Stated task: Scan the data for "Malung" and copy the lines it appears in.

(Figure collection entries)
=-=-=-=-=

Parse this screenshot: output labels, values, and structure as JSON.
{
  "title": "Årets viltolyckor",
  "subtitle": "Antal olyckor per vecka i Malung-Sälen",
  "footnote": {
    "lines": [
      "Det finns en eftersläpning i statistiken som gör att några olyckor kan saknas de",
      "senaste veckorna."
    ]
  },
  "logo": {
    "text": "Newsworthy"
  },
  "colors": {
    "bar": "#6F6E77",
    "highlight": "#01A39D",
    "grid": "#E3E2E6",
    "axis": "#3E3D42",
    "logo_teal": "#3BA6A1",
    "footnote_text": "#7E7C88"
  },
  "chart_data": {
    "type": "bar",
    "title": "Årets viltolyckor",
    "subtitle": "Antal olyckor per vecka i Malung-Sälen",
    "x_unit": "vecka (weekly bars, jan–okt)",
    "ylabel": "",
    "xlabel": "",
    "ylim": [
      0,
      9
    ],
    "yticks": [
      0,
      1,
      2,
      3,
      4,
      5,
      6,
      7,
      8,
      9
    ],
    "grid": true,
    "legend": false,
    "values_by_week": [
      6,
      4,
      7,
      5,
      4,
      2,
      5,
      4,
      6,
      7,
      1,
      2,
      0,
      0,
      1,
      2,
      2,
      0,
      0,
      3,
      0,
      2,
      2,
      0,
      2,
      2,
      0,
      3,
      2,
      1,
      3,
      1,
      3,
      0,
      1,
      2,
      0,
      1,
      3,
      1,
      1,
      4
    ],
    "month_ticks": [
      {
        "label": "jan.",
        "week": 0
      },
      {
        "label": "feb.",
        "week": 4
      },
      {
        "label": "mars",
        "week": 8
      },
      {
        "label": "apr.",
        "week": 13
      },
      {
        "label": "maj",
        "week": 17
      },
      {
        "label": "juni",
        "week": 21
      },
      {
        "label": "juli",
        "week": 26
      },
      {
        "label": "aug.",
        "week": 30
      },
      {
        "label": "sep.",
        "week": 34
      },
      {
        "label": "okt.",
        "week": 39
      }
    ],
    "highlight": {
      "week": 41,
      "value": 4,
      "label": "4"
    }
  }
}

=-=-=-=-=

Problem solution:
  "subtitle": "Antal olyckor per vecka i Malung-Sälen",
    "subtitle": "Antal olyckor per vecka i Malung-Sälen",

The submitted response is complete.